*TASK INSTRUCTIONS*.
Retype each of the records below line for line, without altering a single character.

— START OF RECORDS TO PROCESS —

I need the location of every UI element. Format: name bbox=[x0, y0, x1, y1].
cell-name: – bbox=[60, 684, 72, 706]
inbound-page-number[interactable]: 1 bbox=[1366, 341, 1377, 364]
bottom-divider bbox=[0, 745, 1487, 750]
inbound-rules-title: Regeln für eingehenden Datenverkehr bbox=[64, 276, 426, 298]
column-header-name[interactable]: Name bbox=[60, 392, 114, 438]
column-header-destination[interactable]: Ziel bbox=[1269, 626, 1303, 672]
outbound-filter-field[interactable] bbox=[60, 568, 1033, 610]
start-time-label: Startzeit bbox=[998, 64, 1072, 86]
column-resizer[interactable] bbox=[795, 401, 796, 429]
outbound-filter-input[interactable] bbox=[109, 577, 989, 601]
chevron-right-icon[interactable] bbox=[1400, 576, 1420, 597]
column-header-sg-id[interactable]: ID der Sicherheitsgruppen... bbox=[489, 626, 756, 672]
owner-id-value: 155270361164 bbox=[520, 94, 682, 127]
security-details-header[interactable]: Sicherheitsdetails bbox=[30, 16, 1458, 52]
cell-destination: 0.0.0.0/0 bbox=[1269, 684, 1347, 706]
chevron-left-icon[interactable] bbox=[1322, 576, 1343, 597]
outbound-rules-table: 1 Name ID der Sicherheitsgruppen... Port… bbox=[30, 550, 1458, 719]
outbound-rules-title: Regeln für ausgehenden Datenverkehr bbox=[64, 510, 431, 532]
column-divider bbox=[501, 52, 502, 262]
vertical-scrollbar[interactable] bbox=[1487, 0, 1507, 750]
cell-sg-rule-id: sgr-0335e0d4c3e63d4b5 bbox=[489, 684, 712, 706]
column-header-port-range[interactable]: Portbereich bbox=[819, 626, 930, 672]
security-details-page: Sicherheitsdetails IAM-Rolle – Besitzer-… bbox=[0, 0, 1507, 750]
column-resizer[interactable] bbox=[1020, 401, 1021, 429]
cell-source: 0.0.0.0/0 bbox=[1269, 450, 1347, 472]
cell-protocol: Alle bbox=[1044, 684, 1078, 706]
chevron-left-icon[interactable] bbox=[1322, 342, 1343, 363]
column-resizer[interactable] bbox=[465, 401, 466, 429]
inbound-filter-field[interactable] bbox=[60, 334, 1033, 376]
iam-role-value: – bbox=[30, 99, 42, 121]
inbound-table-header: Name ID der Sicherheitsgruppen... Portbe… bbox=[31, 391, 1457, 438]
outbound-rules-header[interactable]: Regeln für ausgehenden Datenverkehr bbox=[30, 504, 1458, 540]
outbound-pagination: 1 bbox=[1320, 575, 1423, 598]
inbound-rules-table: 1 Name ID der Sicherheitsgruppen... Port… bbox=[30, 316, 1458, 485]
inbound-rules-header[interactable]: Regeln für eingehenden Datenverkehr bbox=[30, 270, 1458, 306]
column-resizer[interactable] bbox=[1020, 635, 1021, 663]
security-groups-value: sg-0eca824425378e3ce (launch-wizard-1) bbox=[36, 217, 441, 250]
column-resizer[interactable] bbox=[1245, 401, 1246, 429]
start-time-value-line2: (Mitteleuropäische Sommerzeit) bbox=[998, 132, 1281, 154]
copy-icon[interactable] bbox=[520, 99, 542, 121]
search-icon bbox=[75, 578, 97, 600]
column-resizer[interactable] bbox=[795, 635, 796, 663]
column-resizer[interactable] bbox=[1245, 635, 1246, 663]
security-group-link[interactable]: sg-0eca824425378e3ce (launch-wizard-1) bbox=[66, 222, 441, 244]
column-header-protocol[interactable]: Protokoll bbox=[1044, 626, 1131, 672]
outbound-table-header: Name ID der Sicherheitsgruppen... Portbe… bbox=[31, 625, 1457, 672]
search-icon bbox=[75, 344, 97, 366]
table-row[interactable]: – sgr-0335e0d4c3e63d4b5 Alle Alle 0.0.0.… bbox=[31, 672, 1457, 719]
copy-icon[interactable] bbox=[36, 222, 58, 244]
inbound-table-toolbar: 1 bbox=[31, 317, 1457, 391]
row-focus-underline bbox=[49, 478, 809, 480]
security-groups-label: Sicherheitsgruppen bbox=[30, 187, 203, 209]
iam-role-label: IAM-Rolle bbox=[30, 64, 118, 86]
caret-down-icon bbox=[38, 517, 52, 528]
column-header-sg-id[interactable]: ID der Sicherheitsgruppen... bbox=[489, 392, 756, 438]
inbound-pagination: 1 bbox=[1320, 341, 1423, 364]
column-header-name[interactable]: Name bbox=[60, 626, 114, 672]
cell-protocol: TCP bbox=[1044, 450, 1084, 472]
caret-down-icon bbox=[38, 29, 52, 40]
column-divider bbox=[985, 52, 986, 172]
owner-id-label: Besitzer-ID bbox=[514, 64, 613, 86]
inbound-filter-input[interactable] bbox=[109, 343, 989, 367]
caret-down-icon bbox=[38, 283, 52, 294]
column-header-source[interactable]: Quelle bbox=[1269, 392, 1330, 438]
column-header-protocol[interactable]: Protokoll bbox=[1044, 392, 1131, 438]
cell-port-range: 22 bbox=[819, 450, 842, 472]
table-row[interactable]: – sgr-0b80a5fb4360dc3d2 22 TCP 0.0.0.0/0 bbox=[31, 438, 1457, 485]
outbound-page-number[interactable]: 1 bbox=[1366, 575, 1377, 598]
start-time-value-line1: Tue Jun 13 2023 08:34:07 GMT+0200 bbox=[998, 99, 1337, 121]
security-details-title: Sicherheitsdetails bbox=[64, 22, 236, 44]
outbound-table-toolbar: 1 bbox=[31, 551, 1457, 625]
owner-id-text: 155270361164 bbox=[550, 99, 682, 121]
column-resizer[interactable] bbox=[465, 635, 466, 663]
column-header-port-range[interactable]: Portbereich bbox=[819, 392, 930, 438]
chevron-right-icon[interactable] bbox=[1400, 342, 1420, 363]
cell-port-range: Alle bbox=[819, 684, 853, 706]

— END OF RECORDS TO PROCESS —

*THE REPLY*.
I need the location of every UI element. Format: name bbox=[x0, y0, x1, y1].
cell-name: – bbox=[60, 684, 72, 706]
inbound-page-number[interactable]: 1 bbox=[1366, 341, 1377, 364]
bottom-divider bbox=[0, 745, 1487, 750]
inbound-rules-title: Regeln für eingehenden Datenverkehr bbox=[64, 276, 426, 298]
column-header-name[interactable]: Name bbox=[60, 392, 114, 438]
column-header-destination[interactable]: Ziel bbox=[1269, 626, 1303, 672]
outbound-filter-field[interactable] bbox=[60, 568, 1033, 610]
start-time-label: Startzeit bbox=[998, 64, 1072, 86]
column-resizer[interactable] bbox=[795, 401, 796, 429]
outbound-filter-input[interactable] bbox=[109, 577, 989, 601]
chevron-right-icon[interactable] bbox=[1400, 576, 1420, 597]
column-header-sg-id[interactable]: ID der Sicherheitsgruppen... bbox=[489, 626, 756, 672]
owner-id-value: 155270361164 bbox=[520, 94, 682, 127]
security-details-header[interactable]: Sicherheitsdetails bbox=[30, 16, 1458, 52]
cell-destination: 0.0.0.0/0 bbox=[1269, 684, 1347, 706]
chevron-left-icon[interactable] bbox=[1322, 576, 1343, 597]
outbound-rules-table: 1 Name ID der Sicherheitsgruppen... Port… bbox=[30, 550, 1458, 719]
outbound-rules-title: Regeln für ausgehenden Datenverkehr bbox=[64, 510, 431, 532]
column-divider bbox=[501, 52, 502, 262]
vertical-scrollbar[interactable] bbox=[1487, 0, 1507, 750]
cell-sg-rule-id: sgr-0335e0d4c3e63d4b5 bbox=[489, 684, 712, 706]
column-header-port-range[interactable]: Portbereich bbox=[819, 626, 930, 672]
security-details-page: Sicherheitsdetails IAM-Rolle – Besitzer-… bbox=[0, 0, 1507, 750]
column-resizer[interactable] bbox=[1020, 401, 1021, 429]
cell-source: 0.0.0.0/0 bbox=[1269, 450, 1347, 472]
cell-protocol: Alle bbox=[1044, 684, 1078, 706]
chevron-left-icon[interactable] bbox=[1322, 342, 1343, 363]
column-resizer[interactable] bbox=[465, 401, 466, 429]
inbound-filter-field[interactable] bbox=[60, 334, 1033, 376]
iam-role-value: – bbox=[30, 99, 42, 121]
inbound-table-header: Name ID der Sicherheitsgruppen... Portbe… bbox=[31, 391, 1457, 438]
outbound-rules-header[interactable]: Regeln für ausgehenden Datenverkehr bbox=[30, 504, 1458, 540]
outbound-pagination: 1 bbox=[1320, 575, 1423, 598]
inbound-rules-table: 1 Name ID der Sicherheitsgruppen... Port… bbox=[30, 316, 1458, 485]
inbound-rules-header[interactable]: Regeln für eingehenden Datenverkehr bbox=[30, 270, 1458, 306]
column-resizer[interactable] bbox=[1020, 635, 1021, 663]
security-groups-value: sg-0eca824425378e3ce (launch-wizard-1) bbox=[36, 217, 441, 250]
column-resizer[interactable] bbox=[1245, 401, 1246, 429]
start-time-value-line2: (Mitteleuropäische Sommerzeit) bbox=[998, 132, 1281, 154]
copy-icon[interactable] bbox=[520, 99, 542, 121]
search-icon bbox=[75, 578, 97, 600]
column-resizer[interactable] bbox=[795, 635, 796, 663]
column-resizer[interactable] bbox=[1245, 635, 1246, 663]
security-group-link[interactable]: sg-0eca824425378e3ce (launch-wizard-1) bbox=[66, 222, 441, 244]
column-header-protocol[interactable]: Protokoll bbox=[1044, 626, 1131, 672]
outbound-table-header: Name ID der Sicherheitsgruppen... Portbe… bbox=[31, 625, 1457, 672]
search-icon bbox=[75, 344, 97, 366]
table-row[interactable]: – sgr-0335e0d4c3e63d4b5 Alle Alle 0.0.0.… bbox=[31, 672, 1457, 719]
copy-icon[interactable] bbox=[36, 222, 58, 244]
inbound-table-toolbar: 1 bbox=[31, 317, 1457, 391]
row-focus-underline bbox=[49, 478, 809, 480]
security-groups-label: Sicherheitsgruppen bbox=[30, 187, 203, 209]
iam-role-label: IAM-Rolle bbox=[30, 64, 118, 86]
caret-down-icon bbox=[38, 517, 52, 528]
column-header-sg-id[interactable]: ID der Sicherheitsgruppen... bbox=[489, 392, 756, 438]
inbound-pagination: 1 bbox=[1320, 341, 1423, 364]
column-header-name[interactable]: Name bbox=[60, 626, 114, 672]
cell-protocol: TCP bbox=[1044, 450, 1084, 472]
caret-down-icon bbox=[38, 29, 52, 40]
column-divider bbox=[985, 52, 986, 172]
owner-id-label: Besitzer-ID bbox=[514, 64, 613, 86]
inbound-filter-input[interactable] bbox=[109, 343, 989, 367]
caret-down-icon bbox=[38, 283, 52, 294]
column-header-source[interactable]: Quelle bbox=[1269, 392, 1330, 438]
column-header-protocol[interactable]: Protokoll bbox=[1044, 392, 1131, 438]
cell-port-range: 22 bbox=[819, 450, 842, 472]
table-row[interactable]: – sgr-0b80a5fb4360dc3d2 22 TCP 0.0.0.0/0 bbox=[31, 438, 1457, 485]
outbound-page-number[interactable]: 1 bbox=[1366, 575, 1377, 598]
start-time-value-line1: Tue Jun 13 2023 08:34:07 GMT+0200 bbox=[998, 99, 1337, 121]
security-details-title: Sicherheitsdetails bbox=[64, 22, 236, 44]
outbound-table-toolbar: 1 bbox=[31, 551, 1457, 625]
owner-id-text: 155270361164 bbox=[550, 99, 682, 121]
column-resizer[interactable] bbox=[465, 635, 466, 663]
column-header-port-range[interactable]: Portbereich bbox=[819, 392, 930, 438]
chevron-right-icon[interactable] bbox=[1400, 342, 1420, 363]
cell-port-range: Alle bbox=[819, 684, 853, 706]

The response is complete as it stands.